Find each line with the word "name" in it, then give the total alone.

# TASK DATA
○ ○ ○ ○ ○ ○ ○

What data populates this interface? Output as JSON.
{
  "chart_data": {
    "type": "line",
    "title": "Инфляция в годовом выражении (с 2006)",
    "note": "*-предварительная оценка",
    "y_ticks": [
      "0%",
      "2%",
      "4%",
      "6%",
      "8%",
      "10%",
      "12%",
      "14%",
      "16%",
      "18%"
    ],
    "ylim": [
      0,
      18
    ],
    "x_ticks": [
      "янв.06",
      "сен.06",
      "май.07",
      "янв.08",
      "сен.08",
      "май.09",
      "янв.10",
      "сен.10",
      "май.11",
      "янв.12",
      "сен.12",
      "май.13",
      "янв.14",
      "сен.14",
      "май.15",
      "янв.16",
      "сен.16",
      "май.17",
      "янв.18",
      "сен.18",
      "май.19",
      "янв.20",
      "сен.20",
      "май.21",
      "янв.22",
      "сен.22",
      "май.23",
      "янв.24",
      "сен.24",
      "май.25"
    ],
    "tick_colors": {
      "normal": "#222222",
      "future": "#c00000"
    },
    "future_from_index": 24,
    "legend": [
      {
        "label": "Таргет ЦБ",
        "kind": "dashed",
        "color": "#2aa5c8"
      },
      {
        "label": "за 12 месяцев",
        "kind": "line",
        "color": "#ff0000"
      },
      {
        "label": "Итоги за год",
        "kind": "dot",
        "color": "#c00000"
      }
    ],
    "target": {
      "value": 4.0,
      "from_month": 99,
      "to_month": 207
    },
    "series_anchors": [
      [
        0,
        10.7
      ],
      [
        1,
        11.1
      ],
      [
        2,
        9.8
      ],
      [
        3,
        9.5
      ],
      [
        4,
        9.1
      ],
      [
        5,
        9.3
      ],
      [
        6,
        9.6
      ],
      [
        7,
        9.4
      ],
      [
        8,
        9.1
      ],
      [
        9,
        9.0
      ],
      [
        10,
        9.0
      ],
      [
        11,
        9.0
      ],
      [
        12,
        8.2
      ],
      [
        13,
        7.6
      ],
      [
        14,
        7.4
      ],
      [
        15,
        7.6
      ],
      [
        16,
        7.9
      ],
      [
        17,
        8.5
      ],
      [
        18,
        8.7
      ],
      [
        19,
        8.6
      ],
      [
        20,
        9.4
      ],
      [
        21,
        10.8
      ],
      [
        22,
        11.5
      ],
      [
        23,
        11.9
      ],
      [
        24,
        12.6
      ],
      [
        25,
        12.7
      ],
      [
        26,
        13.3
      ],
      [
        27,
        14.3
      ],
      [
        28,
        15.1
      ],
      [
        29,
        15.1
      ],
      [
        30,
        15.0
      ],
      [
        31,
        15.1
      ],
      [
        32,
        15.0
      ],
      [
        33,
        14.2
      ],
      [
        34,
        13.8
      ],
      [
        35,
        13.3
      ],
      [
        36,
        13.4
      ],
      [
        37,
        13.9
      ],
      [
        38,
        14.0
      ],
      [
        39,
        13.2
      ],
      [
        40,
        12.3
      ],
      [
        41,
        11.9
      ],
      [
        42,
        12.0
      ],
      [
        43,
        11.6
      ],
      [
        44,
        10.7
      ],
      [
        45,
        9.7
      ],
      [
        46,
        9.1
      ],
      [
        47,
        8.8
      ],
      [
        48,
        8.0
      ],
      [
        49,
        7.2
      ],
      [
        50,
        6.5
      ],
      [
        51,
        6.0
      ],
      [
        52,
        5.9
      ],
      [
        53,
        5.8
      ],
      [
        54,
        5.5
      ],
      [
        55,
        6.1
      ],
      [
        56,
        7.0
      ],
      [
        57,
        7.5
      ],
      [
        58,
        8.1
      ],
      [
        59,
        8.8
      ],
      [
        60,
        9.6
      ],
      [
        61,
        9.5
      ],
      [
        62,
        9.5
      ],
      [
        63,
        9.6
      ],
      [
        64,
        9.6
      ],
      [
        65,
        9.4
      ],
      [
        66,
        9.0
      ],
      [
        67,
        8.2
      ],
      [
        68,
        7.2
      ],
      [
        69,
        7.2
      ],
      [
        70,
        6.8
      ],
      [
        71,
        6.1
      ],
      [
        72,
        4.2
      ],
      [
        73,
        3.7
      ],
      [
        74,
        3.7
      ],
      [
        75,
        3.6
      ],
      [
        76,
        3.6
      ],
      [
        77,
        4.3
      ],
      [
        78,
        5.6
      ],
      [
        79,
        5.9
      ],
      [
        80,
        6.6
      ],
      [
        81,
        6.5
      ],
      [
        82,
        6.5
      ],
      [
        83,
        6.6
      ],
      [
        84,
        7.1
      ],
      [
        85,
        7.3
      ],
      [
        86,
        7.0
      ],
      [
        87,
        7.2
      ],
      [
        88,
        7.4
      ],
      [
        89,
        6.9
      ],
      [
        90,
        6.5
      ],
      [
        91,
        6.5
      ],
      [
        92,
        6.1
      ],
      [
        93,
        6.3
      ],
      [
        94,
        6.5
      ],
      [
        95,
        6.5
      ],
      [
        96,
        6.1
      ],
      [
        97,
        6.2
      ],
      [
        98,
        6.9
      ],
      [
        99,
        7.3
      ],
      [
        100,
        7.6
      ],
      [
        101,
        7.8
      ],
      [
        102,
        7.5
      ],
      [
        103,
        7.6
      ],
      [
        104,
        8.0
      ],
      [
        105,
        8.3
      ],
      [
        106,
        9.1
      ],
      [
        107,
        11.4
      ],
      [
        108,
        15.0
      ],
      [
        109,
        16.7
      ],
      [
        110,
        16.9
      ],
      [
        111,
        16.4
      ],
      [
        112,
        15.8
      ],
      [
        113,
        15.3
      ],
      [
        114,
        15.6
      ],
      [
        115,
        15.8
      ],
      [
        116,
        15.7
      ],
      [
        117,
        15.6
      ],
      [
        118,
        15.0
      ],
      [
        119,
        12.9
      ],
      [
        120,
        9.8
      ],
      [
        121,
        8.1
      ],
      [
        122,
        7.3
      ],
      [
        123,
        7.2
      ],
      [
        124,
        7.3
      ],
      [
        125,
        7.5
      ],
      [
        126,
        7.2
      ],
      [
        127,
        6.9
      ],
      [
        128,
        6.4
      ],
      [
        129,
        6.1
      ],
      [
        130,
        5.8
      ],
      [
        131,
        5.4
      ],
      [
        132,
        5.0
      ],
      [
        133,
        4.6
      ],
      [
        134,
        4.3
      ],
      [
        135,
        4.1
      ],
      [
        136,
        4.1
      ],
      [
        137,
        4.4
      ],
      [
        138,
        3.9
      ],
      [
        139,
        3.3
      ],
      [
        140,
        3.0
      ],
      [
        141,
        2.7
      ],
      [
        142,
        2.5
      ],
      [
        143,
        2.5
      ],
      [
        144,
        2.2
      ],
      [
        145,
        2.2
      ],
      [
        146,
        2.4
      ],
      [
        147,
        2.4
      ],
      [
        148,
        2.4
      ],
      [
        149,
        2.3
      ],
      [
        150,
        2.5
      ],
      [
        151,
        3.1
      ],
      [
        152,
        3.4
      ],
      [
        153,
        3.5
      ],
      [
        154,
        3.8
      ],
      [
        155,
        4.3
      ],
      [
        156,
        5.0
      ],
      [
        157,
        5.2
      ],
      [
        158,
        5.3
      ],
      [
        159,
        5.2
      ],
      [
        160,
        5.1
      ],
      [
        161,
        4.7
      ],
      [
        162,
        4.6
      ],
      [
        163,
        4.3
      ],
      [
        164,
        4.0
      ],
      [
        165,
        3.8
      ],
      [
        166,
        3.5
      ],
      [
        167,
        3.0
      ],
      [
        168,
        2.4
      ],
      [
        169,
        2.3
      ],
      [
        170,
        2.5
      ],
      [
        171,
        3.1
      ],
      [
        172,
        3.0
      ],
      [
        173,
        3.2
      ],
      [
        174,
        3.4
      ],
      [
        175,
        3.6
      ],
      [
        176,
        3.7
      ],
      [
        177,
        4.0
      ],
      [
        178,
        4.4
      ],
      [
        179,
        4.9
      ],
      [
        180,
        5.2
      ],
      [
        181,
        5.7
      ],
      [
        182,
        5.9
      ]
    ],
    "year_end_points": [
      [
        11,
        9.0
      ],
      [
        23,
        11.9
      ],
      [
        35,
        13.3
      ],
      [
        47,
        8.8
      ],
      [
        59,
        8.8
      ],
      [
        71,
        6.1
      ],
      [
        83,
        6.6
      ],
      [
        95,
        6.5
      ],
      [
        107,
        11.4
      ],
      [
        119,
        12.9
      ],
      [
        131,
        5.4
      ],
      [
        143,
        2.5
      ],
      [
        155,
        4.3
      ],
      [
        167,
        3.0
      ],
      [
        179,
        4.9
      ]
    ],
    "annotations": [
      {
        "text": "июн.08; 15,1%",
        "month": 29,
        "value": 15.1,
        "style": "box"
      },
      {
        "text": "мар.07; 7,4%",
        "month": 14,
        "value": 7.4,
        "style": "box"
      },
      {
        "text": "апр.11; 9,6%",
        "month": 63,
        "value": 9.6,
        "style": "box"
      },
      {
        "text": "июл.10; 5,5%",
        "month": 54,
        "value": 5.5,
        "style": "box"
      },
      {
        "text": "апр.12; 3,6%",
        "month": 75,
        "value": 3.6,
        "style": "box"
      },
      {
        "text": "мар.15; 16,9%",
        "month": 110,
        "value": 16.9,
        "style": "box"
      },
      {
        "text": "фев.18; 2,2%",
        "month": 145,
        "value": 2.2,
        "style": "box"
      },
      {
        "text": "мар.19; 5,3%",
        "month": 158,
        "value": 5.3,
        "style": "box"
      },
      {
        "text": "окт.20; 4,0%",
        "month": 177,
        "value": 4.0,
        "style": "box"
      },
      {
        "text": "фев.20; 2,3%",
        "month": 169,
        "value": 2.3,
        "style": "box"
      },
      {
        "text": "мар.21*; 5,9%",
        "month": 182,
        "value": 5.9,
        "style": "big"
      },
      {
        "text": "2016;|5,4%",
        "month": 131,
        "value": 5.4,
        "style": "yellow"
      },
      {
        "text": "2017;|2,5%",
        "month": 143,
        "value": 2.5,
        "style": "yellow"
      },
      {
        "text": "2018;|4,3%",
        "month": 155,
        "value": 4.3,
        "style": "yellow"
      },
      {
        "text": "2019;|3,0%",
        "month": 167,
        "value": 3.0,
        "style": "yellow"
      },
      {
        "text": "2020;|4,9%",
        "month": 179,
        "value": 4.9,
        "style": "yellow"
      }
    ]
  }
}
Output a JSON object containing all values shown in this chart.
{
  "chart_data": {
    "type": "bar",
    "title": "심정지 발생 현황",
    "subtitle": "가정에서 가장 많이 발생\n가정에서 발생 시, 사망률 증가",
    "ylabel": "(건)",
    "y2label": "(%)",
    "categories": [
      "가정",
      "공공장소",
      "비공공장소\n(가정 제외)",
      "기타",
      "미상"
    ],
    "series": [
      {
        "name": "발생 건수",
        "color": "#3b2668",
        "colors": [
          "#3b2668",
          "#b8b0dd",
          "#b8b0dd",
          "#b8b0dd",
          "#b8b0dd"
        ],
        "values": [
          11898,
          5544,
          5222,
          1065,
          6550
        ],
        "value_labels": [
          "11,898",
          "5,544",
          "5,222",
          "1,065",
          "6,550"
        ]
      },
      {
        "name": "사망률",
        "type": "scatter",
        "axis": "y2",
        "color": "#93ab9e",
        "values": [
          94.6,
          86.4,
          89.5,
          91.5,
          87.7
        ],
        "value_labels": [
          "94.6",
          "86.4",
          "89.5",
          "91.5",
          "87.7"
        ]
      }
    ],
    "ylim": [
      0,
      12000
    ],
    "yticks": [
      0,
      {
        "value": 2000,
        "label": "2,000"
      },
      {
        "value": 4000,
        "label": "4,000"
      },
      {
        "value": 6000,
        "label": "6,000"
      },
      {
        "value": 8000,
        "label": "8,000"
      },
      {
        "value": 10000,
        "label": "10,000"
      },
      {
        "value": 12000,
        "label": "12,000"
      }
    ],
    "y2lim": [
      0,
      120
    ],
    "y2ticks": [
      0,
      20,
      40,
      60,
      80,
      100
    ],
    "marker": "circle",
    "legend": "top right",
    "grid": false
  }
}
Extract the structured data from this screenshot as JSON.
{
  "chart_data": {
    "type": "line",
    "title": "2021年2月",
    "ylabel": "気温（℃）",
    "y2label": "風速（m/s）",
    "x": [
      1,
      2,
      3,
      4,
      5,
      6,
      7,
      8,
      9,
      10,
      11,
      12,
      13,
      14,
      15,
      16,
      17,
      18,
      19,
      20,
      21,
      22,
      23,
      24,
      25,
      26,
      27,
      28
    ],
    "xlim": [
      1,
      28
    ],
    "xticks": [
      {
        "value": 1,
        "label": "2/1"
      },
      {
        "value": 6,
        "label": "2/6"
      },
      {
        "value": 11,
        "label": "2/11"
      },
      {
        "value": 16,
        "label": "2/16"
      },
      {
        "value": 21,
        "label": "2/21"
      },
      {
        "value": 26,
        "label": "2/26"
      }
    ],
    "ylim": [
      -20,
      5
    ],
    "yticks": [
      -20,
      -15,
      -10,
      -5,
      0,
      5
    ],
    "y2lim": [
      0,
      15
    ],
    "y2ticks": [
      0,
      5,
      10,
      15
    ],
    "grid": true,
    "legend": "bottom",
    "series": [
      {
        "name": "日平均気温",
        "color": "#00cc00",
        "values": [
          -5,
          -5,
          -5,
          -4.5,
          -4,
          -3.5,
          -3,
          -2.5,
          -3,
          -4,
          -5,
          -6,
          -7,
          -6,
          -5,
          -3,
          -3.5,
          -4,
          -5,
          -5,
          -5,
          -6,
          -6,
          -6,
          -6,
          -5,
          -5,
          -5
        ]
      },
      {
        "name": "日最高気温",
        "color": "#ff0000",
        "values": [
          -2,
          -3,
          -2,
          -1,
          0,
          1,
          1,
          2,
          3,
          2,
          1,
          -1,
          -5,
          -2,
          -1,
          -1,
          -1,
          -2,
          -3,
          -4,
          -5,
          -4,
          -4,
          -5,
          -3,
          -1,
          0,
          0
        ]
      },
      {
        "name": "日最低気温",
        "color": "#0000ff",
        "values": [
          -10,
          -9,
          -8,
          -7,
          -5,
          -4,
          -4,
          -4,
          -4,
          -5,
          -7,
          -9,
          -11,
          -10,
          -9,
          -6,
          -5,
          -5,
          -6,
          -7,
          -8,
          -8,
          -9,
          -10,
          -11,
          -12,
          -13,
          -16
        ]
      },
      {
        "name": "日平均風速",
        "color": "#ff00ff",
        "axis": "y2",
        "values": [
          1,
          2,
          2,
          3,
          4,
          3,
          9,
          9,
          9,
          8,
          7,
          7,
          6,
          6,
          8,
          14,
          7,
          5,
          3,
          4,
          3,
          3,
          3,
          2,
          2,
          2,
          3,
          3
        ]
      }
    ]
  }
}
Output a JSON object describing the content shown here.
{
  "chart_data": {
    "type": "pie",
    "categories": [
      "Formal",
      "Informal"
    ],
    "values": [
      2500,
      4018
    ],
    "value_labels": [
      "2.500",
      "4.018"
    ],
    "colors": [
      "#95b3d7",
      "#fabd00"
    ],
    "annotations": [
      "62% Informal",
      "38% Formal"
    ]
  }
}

○ ○ ○ ○ ○ ○ ○

# RESULT
6